Objetivo:
Reproduce literalmente, en el texto sobre el descenso de la montaña, el tramo que va desde "Poco a poco, el" hasta "hace diez años.".

Texto mostrado:

Poco a poco, el tiempo se va deteriorando y antes de llegar a la cumbre
les alcanza de lleno una nueva tormenta. Acaban de lograr la quinta
ascensión de esta montaña. La última vez que se alcanzó esta cumbre fue
hace diez años.
Enseguida comienzan un descenso que intuyen terrorífico. A ciegas,
debido a la ventisca, y encordados, por los golpes de viento, tratan de
encontrar las referencias de la subida. Descienden poco a poco, con la
amenaza del abismo siempre aguardando el mínimo tropiezo. Llegan de
regreso al campo 1 a las nueve y media de la tarde. Han tardado más en
bajar que en subir y sin duda todos son conscientes de que ha sido mucho
más peligroso el descenso. Sin apenas tiempo se refugian en las tiendas
mientras fuera arrecia la tormenta. Las ráfagas de viento son
fortísimas y en la bahía donde estamos anclados tenemos rachas de 90
kilómetros por hora. Así aguantan hasta el mediodía, cuando constatan
que, debido a la nieve acumulada sobre las tiendas que amenaza con
aplastarles, tienen que ponerse a excavar una cueva de hielo donde
refugiarse.

Entradas:
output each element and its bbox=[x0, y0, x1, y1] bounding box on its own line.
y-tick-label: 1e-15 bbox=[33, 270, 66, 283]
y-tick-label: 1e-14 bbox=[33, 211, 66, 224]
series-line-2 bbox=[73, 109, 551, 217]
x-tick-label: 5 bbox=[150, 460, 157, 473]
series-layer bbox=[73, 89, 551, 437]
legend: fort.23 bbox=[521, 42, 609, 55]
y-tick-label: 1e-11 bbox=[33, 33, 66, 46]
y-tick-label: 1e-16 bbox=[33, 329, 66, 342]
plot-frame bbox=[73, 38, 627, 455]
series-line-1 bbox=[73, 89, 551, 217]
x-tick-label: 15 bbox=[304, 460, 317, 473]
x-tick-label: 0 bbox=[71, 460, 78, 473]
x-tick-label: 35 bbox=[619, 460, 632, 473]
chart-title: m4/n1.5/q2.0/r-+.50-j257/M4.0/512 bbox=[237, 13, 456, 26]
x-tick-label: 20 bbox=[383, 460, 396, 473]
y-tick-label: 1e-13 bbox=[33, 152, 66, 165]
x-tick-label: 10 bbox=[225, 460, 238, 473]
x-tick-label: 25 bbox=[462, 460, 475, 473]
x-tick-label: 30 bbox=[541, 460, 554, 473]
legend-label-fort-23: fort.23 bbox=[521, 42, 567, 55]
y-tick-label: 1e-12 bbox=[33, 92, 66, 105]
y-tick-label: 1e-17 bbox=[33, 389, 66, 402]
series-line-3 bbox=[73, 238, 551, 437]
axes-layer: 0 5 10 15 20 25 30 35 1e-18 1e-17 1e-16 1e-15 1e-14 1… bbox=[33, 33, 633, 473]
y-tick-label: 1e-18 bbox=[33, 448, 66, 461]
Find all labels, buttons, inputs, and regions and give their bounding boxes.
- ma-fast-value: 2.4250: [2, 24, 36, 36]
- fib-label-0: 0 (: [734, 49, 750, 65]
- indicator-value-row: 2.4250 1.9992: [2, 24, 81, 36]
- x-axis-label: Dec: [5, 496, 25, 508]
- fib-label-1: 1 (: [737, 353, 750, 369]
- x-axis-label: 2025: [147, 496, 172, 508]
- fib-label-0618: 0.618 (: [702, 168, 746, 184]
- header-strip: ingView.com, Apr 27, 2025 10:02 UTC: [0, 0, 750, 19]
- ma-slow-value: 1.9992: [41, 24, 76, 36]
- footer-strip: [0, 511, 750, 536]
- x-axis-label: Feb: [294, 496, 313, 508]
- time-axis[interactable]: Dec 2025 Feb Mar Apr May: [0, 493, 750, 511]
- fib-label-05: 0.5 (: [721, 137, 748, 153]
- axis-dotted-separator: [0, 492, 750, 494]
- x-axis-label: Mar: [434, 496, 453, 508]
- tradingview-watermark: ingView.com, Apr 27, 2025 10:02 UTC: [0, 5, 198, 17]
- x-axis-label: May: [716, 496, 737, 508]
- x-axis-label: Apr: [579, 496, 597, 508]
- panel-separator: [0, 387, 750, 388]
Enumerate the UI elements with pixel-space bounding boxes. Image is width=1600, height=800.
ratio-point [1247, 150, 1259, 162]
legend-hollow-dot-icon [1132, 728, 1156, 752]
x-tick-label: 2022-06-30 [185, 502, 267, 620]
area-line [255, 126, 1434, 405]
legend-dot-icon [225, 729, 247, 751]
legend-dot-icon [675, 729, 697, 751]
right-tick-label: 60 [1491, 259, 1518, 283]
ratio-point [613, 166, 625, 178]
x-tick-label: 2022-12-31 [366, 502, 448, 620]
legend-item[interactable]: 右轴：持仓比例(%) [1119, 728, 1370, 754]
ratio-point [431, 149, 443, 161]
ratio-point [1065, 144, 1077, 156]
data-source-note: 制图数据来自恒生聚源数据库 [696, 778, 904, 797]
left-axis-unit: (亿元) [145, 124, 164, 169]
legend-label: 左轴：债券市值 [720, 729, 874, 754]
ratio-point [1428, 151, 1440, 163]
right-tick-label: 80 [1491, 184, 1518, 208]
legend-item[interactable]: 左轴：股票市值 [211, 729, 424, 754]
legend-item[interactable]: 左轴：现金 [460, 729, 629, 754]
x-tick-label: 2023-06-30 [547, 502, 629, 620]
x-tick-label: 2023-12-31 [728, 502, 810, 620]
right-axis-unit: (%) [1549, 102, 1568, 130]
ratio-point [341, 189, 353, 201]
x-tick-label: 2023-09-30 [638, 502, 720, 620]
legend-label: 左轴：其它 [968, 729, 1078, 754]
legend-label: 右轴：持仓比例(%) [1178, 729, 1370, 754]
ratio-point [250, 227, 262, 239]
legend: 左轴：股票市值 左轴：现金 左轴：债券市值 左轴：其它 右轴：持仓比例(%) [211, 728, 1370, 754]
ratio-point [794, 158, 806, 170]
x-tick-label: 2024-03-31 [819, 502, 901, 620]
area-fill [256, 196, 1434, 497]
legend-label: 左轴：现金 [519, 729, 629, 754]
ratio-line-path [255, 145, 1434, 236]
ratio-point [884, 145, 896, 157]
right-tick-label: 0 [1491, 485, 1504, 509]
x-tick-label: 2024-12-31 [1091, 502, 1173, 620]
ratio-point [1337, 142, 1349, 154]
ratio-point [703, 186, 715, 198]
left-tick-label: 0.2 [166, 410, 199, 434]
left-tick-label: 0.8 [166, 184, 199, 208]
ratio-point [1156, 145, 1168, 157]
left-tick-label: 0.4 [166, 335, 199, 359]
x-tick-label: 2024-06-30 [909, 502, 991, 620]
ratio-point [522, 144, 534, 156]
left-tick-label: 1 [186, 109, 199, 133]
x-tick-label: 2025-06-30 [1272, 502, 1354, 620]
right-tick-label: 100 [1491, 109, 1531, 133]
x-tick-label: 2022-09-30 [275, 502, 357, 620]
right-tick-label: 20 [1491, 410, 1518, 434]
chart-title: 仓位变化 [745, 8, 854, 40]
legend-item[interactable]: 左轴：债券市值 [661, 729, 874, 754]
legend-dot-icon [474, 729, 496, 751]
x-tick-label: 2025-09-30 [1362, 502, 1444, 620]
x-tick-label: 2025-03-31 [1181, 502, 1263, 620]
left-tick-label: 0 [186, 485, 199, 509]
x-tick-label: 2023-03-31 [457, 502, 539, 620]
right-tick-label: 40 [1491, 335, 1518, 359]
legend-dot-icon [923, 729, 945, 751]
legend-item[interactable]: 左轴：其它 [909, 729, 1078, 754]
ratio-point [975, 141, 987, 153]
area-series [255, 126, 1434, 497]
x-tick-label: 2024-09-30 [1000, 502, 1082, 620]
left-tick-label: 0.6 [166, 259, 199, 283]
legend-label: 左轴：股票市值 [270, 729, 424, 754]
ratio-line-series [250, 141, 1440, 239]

Ejercicio resuelto:
Poco a poco, el tiempo se va deteriorando y antes de llegar a la cumbre
les alcanza de lleno una nueva tormenta. Acaban de lograr la quinta
ascensión de esta montaña. La última vez que se alcanzó esta cumbre fue
hace diez años.